Locate and copy all lines bearing the word "side".

━━━━━━━━━━━━━━━━

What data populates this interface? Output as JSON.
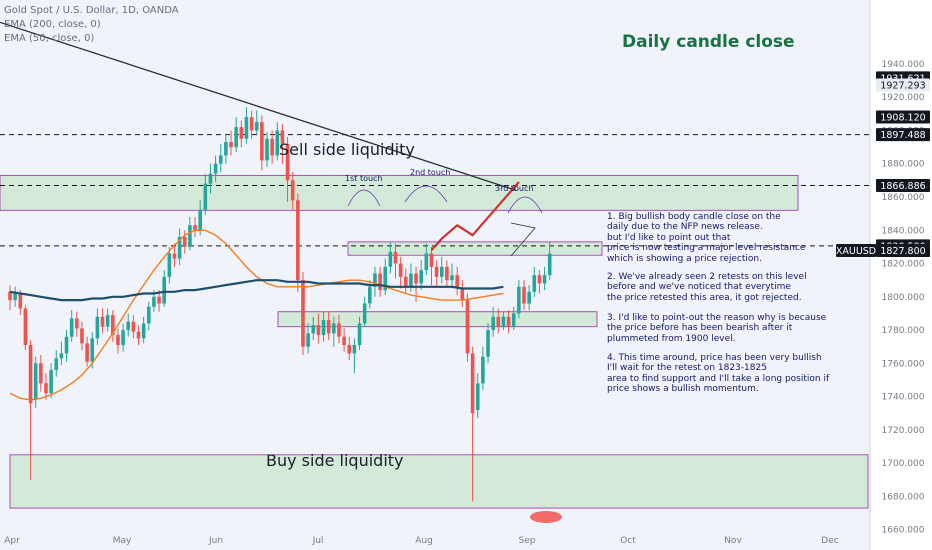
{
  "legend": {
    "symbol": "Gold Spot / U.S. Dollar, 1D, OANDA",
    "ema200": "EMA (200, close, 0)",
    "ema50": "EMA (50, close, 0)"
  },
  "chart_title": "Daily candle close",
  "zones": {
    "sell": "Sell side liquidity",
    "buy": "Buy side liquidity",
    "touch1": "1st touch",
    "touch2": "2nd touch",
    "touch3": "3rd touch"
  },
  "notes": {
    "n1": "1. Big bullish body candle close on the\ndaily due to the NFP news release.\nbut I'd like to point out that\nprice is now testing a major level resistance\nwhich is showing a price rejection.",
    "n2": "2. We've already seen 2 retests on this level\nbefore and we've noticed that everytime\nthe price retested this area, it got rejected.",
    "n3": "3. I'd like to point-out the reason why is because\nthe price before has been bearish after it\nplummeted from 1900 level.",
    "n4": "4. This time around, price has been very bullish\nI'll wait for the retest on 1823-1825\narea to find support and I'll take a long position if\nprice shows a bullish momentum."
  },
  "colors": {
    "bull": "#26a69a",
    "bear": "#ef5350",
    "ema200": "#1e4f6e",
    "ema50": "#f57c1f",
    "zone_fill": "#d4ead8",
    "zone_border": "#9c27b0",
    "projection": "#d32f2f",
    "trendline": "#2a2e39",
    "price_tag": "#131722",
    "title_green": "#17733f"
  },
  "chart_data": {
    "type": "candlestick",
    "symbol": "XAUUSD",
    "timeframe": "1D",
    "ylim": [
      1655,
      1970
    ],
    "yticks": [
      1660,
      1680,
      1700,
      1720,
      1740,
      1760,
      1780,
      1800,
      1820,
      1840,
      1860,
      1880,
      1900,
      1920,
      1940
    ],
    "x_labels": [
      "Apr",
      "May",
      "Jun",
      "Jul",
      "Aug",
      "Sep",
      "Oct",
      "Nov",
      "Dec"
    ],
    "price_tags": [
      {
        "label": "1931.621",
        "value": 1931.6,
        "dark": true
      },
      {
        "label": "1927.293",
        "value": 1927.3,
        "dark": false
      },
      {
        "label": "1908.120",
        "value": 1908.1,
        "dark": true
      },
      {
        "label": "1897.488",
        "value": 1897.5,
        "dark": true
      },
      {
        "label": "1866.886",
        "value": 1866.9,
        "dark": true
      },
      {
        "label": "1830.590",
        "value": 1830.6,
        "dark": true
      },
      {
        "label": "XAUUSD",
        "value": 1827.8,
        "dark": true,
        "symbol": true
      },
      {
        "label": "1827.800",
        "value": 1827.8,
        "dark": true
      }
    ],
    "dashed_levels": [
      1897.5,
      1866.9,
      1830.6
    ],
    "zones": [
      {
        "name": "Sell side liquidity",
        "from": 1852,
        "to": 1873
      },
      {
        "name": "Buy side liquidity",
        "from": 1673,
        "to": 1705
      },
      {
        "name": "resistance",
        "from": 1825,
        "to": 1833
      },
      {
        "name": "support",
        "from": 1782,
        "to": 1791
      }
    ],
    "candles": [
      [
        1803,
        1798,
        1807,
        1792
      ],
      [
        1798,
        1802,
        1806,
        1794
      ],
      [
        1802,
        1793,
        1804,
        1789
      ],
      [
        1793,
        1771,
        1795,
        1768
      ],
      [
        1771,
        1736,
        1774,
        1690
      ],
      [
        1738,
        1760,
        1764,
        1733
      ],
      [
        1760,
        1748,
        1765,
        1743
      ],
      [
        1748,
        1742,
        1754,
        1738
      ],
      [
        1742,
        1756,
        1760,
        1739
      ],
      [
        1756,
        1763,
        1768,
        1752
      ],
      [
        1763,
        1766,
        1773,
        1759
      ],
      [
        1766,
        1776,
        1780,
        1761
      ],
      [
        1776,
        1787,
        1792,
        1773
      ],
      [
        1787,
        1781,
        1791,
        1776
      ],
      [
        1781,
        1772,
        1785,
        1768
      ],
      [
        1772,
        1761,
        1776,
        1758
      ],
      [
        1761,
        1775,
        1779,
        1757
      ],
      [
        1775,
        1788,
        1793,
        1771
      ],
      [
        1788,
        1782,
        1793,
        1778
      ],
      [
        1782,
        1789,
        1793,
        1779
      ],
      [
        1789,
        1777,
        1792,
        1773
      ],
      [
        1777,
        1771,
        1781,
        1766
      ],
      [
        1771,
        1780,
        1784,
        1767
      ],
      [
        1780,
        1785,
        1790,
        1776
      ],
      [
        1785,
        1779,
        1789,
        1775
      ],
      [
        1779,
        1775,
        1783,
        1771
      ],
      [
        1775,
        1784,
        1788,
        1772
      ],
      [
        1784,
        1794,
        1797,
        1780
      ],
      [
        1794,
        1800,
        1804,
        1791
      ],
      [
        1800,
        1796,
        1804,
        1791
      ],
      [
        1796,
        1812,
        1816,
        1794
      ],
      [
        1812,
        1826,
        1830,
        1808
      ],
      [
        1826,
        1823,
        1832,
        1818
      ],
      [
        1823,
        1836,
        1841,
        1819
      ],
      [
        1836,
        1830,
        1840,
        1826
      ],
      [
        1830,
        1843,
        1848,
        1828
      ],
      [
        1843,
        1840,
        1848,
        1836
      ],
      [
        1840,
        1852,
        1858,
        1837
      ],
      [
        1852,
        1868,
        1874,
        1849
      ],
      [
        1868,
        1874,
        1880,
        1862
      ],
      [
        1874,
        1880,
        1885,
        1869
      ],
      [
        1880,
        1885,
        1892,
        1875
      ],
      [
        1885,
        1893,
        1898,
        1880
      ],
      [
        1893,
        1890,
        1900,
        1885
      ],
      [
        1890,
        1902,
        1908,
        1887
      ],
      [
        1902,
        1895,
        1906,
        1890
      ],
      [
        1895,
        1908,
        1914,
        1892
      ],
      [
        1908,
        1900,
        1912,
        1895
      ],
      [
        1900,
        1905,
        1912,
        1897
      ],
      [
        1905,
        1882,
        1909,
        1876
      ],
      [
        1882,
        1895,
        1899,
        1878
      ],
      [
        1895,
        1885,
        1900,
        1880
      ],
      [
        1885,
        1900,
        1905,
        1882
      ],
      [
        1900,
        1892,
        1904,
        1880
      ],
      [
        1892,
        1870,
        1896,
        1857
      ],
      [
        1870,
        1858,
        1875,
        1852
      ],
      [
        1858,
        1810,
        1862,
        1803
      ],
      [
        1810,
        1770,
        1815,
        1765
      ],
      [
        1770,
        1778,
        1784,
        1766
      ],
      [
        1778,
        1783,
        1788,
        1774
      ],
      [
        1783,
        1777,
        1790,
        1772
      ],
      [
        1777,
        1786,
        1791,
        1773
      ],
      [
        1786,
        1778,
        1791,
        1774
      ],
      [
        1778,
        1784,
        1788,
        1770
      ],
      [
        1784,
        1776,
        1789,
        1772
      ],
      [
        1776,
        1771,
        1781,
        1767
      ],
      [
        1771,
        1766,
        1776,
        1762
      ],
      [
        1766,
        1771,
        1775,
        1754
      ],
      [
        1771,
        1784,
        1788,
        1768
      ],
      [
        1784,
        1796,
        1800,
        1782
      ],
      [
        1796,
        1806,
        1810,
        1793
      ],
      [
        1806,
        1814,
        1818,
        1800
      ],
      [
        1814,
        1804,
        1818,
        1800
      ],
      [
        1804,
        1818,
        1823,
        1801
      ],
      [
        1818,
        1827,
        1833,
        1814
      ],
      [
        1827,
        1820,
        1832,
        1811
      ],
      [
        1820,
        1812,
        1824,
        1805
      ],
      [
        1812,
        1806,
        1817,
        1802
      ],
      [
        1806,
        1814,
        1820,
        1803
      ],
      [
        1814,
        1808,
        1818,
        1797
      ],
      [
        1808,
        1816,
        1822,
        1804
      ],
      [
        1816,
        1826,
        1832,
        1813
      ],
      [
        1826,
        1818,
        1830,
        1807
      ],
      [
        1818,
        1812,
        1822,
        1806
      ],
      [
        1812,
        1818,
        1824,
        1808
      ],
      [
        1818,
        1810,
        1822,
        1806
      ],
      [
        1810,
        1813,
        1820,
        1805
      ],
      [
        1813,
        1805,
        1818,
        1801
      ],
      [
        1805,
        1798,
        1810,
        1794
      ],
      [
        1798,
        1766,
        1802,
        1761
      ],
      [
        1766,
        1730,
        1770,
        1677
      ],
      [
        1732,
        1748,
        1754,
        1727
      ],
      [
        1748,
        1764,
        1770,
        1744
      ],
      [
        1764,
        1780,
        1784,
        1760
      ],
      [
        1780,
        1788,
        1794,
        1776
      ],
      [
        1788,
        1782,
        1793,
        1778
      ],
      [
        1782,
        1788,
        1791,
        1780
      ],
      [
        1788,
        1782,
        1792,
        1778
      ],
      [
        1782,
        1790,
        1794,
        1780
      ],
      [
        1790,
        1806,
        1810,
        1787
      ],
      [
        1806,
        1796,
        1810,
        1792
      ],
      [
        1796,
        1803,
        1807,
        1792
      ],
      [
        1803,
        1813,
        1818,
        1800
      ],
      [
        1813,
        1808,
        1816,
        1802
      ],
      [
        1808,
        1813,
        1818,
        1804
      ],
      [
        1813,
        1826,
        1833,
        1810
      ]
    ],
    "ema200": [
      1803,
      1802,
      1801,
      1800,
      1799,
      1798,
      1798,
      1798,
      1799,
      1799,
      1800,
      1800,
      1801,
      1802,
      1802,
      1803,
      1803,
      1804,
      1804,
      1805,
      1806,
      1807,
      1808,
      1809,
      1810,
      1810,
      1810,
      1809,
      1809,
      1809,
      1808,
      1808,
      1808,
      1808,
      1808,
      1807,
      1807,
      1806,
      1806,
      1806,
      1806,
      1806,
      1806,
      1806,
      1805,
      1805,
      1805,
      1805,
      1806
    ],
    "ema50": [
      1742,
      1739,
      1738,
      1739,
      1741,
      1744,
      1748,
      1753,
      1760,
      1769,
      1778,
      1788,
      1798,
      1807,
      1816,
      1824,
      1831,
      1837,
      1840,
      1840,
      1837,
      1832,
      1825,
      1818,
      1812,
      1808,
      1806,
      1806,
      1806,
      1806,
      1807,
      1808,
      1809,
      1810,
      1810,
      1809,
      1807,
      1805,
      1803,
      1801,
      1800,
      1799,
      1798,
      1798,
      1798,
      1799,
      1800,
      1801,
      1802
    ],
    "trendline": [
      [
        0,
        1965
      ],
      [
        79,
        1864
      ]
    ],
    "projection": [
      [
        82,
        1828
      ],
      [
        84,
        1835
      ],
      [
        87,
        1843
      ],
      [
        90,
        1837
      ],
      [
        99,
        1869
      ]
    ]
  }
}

━━━━━━━━━━━━━━━━

:: FINISHED EXERCISE ::
    "sell": "Sell side liquidity",
    "buy": "Buy side liquidity",
        "name": "Sell side liquidity",
        "name": "Buy side liquidity",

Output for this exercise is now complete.